WHAT IS ASKED
Transcribe every entry word for word. Skip the pictures.

RECORDS SUPPLIED
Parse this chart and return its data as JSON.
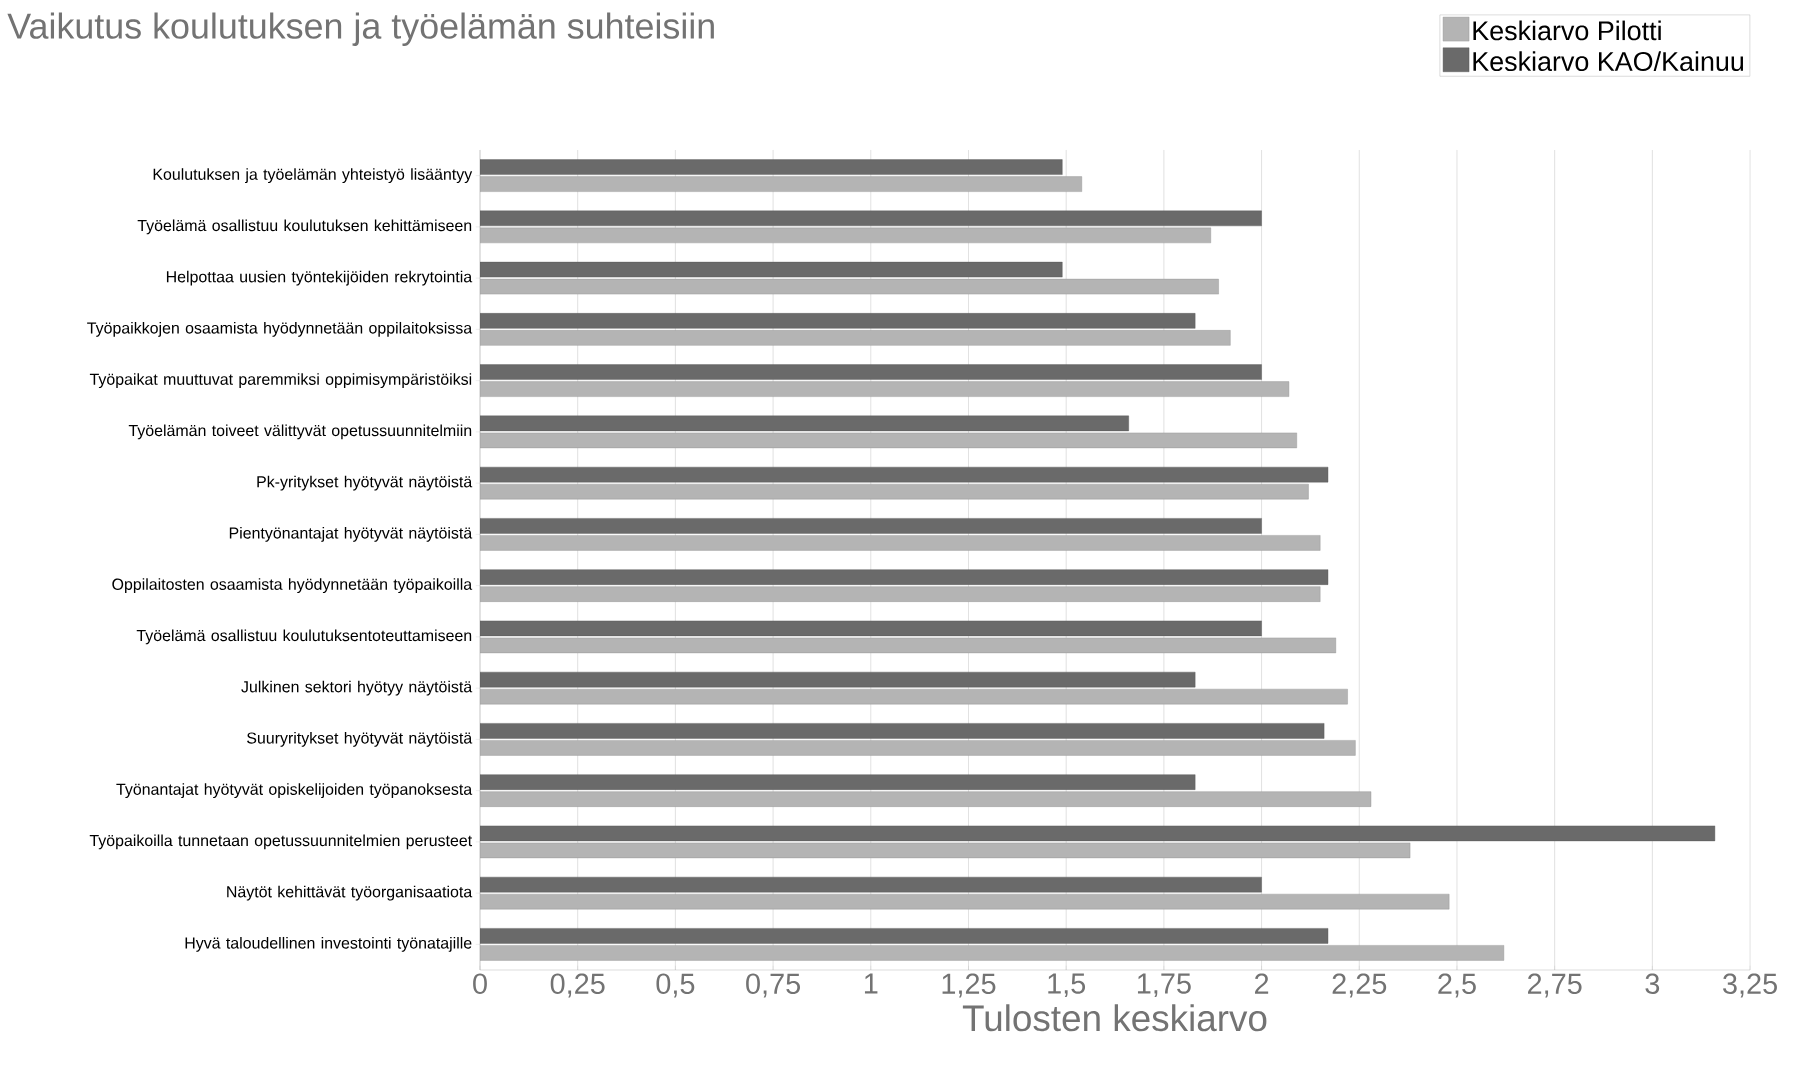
{
  "chart_data": {
    "type": "bar",
    "orientation": "horizontal",
    "title": "Vaikutus koulutuksen ja työelämän suhteisiin",
    "xlabel": "Tulosten keskiarvo",
    "categories": [
      "Koulutuksen ja työelämän yhteistyö lisääntyy",
      "Työelämä osallistuu koulutuksen kehittämiseen",
      "Helpottaa uusien työntekijöiden rekrytointia",
      "Työpaikkojen osaamista hyödynnetään oppilaitoksissa",
      "Työpaikat muuttuvat paremmiksi oppimisympäristöiksi",
      "Työelämän toiveet välittyvät opetussuunnitelmiin",
      "Pk-yritykset hyötyvät näytöistä",
      "Pientyönantajat hyötyvät näytöistä",
      "Oppilaitosten osaamista hyödynnetään työpaikoilla",
      "Työelämä osallistuu koulutuksentoteuttamiseen",
      "Julkinen sektori hyötyy näytöistä",
      "Suuryritykset hyötyvät näytöistä",
      "Työnantajat hyötyvät opiskelijoiden työpanoksesta",
      "Työpaikoilla tunnetaan opetussuunnitelmien perusteet",
      "Näytöt kehittävät työorganisaatiota",
      "Hyvä taloudellinen investointi työnatajille"
    ],
    "series": [
      {
        "name": "Keskiarvo Pilotti",
        "color": "#b4b4b4",
        "values": [
          1.54,
          1.87,
          1.89,
          1.92,
          2.07,
          2.09,
          2.12,
          2.15,
          2.15,
          2.19,
          2.22,
          2.24,
          2.28,
          2.38,
          2.48,
          2.62
        ]
      },
      {
        "name": "Keskiarvo KAO/Kainuu",
        "color": "#6a6a6a",
        "values": [
          1.49,
          2.0,
          1.49,
          1.83,
          2.0,
          1.66,
          2.17,
          2.0,
          2.17,
          2.0,
          1.83,
          2.16,
          1.83,
          3.16,
          2.0,
          2.17
        ]
      }
    ],
    "xlim": [
      0,
      3.25
    ],
    "xticks": [
      0,
      {
        "value": 0.25,
        "label": "0,25"
      },
      {
        "value": 0.5,
        "label": "0,5"
      },
      {
        "value": 0.75,
        "label": "0,75"
      },
      1,
      {
        "value": 1.25,
        "label": "1,25"
      },
      {
        "value": 1.5,
        "label": "1,5"
      },
      {
        "value": 1.75,
        "label": "1,75"
      },
      2,
      {
        "value": 2.25,
        "label": "2,25"
      },
      {
        "value": 2.5,
        "label": "2,5"
      },
      {
        "value": 2.75,
        "label": "2,75"
      },
      3,
      {
        "value": 3.25,
        "label": "3,25"
      }
    ],
    "grid": "x",
    "legend": "top right"
  }
}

FINAL RESULT
Parse this chart and return its data as JSON.
{
  "chart_data": {
    "type": "bar",
    "orientation": "horizontal",
    "title": "Vaikutus koulutuksen ja työelämän suhteisiin",
    "xlabel": "Tulosten keskiarvo",
    "categories": [
      "Koulutuksen ja työelämän yhteistyö lisääntyy",
      "Työelämä osallistuu koulutuksen kehittämiseen",
      "Helpottaa uusien työntekijöiden rekrytointia",
      "Työpaikkojen osaamista hyödynnetään oppilaitoksissa",
      "Työpaikat muuttuvat paremmiksi oppimisympäristöiksi",
      "Työelämän toiveet välittyvät opetussuunnitelmiin",
      "Pk-yritykset hyötyvät näytöistä",
      "Pientyönantajat hyötyvät näytöistä",
      "Oppilaitosten osaamista hyödynnetään työpaikoilla",
      "Työelämä osallistuu koulutuksentoteuttamiseen",
      "Julkinen sektori hyötyy näytöistä",
      "Suuryritykset hyötyvät näytöistä",
      "Työnantajat hyötyvät opiskelijoiden työpanoksesta",
      "Työpaikoilla tunnetaan opetussuunnitelmien perusteet",
      "Näytöt kehittävät työorganisaatiota",
      "Hyvä taloudellinen investointi työnatajille"
    ],
    "series": [
      {
        "name": "Keskiarvo Pilotti",
        "color": "#b4b4b4",
        "values": [
          1.54,
          1.87,
          1.89,
          1.92,
          2.07,
          2.09,
          2.12,
          2.15,
          2.15,
          2.19,
          2.22,
          2.24,
          2.28,
          2.38,
          2.48,
          2.62
        ]
      },
      {
        "name": "Keskiarvo KAO/Kainuu",
        "color": "#6a6a6a",
        "values": [
          1.49,
          2.0,
          1.49,
          1.83,
          2.0,
          1.66,
          2.17,
          2.0,
          2.17,
          2.0,
          1.83,
          2.16,
          1.83,
          3.16,
          2.0,
          2.17
        ]
      }
    ],
    "xlim": [
      0,
      3.25
    ],
    "xticks": [
      0,
      {
        "value": 0.25,
        "label": "0,25"
      },
      {
        "value": 0.5,
        "label": "0,5"
      },
      {
        "value": 0.75,
        "label": "0,75"
      },
      1,
      {
        "value": 1.25,
        "label": "1,25"
      },
      {
        "value": 1.5,
        "label": "1,5"
      },
      {
        "value": 1.75,
        "label": "1,75"
      },
      2,
      {
        "value": 2.25,
        "label": "2,25"
      },
      {
        "value": 2.5,
        "label": "2,5"
      },
      {
        "value": 2.75,
        "label": "2,75"
      },
      3,
      {
        "value": 3.25,
        "label": "3,25"
      }
    ],
    "grid": "x",
    "legend": "top right"
  }
}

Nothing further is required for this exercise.